ENTRIES PROVIDED:
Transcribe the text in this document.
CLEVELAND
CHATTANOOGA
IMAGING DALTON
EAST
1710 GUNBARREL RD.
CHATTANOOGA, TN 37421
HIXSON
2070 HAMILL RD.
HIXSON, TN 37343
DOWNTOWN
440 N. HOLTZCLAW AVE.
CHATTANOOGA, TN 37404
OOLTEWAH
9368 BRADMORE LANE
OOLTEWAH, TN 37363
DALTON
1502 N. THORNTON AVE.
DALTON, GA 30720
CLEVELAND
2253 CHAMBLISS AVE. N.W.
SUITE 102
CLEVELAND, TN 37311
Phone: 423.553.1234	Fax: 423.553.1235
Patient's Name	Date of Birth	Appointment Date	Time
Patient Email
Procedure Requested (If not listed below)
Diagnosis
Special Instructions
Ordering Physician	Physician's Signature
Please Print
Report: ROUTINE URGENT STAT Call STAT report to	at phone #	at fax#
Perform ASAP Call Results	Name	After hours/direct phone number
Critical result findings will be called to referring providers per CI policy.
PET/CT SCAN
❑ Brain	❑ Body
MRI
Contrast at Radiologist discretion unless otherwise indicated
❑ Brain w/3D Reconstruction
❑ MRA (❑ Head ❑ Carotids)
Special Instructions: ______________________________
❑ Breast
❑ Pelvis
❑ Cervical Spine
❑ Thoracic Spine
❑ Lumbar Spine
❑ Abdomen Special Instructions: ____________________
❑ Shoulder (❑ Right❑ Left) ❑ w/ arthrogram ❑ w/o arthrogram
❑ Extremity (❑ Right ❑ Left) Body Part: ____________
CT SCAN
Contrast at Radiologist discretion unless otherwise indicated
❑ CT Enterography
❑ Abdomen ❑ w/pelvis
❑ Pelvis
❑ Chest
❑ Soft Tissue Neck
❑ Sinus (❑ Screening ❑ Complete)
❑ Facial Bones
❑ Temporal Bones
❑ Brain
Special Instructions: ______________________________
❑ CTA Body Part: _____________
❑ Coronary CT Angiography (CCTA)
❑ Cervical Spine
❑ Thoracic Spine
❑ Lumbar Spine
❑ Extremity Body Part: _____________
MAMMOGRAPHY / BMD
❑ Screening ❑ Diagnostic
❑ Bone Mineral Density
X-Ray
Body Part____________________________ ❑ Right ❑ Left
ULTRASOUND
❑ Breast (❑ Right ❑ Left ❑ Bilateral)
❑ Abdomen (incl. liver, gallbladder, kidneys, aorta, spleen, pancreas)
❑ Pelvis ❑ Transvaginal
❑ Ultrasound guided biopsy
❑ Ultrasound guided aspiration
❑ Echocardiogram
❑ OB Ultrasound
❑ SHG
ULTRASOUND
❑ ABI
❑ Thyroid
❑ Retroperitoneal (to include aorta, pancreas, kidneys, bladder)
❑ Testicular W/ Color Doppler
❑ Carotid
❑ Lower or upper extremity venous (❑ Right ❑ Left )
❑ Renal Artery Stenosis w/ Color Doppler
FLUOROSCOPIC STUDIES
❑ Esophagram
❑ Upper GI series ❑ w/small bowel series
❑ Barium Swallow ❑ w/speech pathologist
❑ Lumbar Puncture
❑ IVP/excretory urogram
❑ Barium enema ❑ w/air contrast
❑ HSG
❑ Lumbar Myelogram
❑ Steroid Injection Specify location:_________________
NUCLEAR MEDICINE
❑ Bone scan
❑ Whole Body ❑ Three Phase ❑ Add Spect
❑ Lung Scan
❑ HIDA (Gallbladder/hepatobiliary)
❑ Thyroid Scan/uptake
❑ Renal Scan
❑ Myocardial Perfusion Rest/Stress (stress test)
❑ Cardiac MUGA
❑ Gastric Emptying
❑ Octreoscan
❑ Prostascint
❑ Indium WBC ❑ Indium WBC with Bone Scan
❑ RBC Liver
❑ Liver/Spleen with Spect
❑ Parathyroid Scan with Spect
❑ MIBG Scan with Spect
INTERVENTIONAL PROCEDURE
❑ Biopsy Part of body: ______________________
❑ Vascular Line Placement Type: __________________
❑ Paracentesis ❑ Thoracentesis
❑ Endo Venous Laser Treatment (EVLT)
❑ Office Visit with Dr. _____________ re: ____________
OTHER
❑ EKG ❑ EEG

WHAT IS REQUIRED: Output all records verbatim.

EXERCISE RESPONSE:
Transcribe the text in this document.
CLEVELAND
CHATTANOOGA
IMAGING DALTON
EAST
1710 GUNBARREL RD.
CHATTANOOGA, TN 37421
HIXSON
2070 HAMILL RD.
HIXSON, TN 37343
DOWNTOWN
440 N. HOLTZCLAW AVE.
CHATTANOOGA, TN 37404
OOLTEWAH
9368 BRADMORE LANE
OOLTEWAH, TN 37363
DALTON
1502 N. THORNTON AVE.
DALTON, GA 30720
CLEVELAND
2253 CHAMBLISS AVE. N.W.
SUITE 102
CLEVELAND, TN 37311
Phone: 423.553.1234	Fax: 423.553.1235
Patient's Name	Date of Birth	Appointment Date	Time
Patient Email
Procedure Requested (If not listed below)
Diagnosis
Special Instructions
Ordering Physician	Physician's Signature
Please Print
Report: ROUTINE URGENT STAT Call STAT report to	at phone #	at fax#
Perform ASAP Call Results	Name	After hours/direct phone number
Critical result findings will be called to referring providers per CI policy.
PET/CT SCAN
❑ Brain	❑ Body
MRI
Contrast at Radiologist discretion unless otherwise indicated
❑ Brain w/3D Reconstruction
❑ MRA (❑ Head ❑ Carotids)
Special Instructions: ______________________________
❑ Breast
❑ Pelvis
❑ Cervical Spine
❑ Thoracic Spine
❑ Lumbar Spine
❑ Abdomen Special Instructions: ____________________
❑ Shoulder (❑ Right❑ Left) ❑ w/ arthrogram ❑ w/o arthrogram
❑ Extremity (❑ Right ❑ Left) Body Part: ____________
CT SCAN
Contrast at Radiologist discretion unless otherwise indicated
❑ CT Enterography
❑ Abdomen ❑ w/pelvis
❑ Pelvis
❑ Chest
❑ Soft Tissue Neck
❑ Sinus (❑ Screening ❑ Complete)
❑ Facial Bones
❑ Temporal Bones
❑ Brain
Special Instructions: ______________________________
❑ CTA Body Part: _____________
❑ Coronary CT Angiography (CCTA)
❑ Cervical Spine
❑ Thoracic Spine
❑ Lumbar Spine
❑ Extremity Body Part: _____________
MAMMOGRAPHY / BMD
❑ Screening ❑ Diagnostic
❑ Bone Mineral Density
X-Ray
Body Part____________________________ ❑ Right ❑ Left
ULTRASOUND
❑ Breast (❑ Right ❑ Left ❑ Bilateral)
❑ Abdomen (incl. liver, gallbladder, kidneys, aorta, spleen, pancreas)
❑ Pelvis ❑ Transvaginal
❑ Ultrasound guided biopsy
❑ Ultrasound guided aspiration
❑ Echocardiogram
❑ OB Ultrasound
❑ SHG
ULTRASOUND
❑ ABI
❑ Thyroid
❑ Retroperitoneal (to include aorta, pancreas, kidneys, bladder)
❑ Testicular W/ Color Doppler
❑ Carotid
❑ Lower or upper extremity venous (❑ Right ❑ Left )
❑ Renal Artery Stenosis w/ Color Doppler
FLUOROSCOPIC STUDIES
❑ Esophagram
❑ Upper GI series ❑ w/small bowel series
❑ Barium Swallow ❑ w/speech pathologist
❑ Lumbar Puncture
❑ IVP/excretory urogram
❑ Barium enema ❑ w/air contrast
❑ HSG
❑ Lumbar Myelogram
❑ Steroid Injection Specify location:_________________
NUCLEAR MEDICINE
❑ Bone scan
❑ Whole Body ❑ Three Phase ❑ Add Spect
❑ Lung Scan
❑ HIDA (Gallbladder/hepatobiliary)
❑ Thyroid Scan/uptake
❑ Renal Scan
❑ Myocardial Perfusion Rest/Stress (stress test)
❑ Cardiac MUGA
❑ Gastric Emptying
❑ Octreoscan
❑ Prostascint
❑ Indium WBC ❑ Indium WBC with Bone Scan
❑ RBC Liver
❑ Liver/Spleen with Spect
❑ Parathyroid Scan with Spect
❑ MIBG Scan with Spect
INTERVENTIONAL PROCEDURE
❑ Biopsy Part of body: ______________________
❑ Vascular Line Placement Type: __________________
❑ Paracentesis ❑ Thoracentesis
❑ Endo Venous Laser Treatment (EVLT)
❑ Office Visit with Dr. _____________ re: ____________
OTHER
❑ EKG ❑ EEG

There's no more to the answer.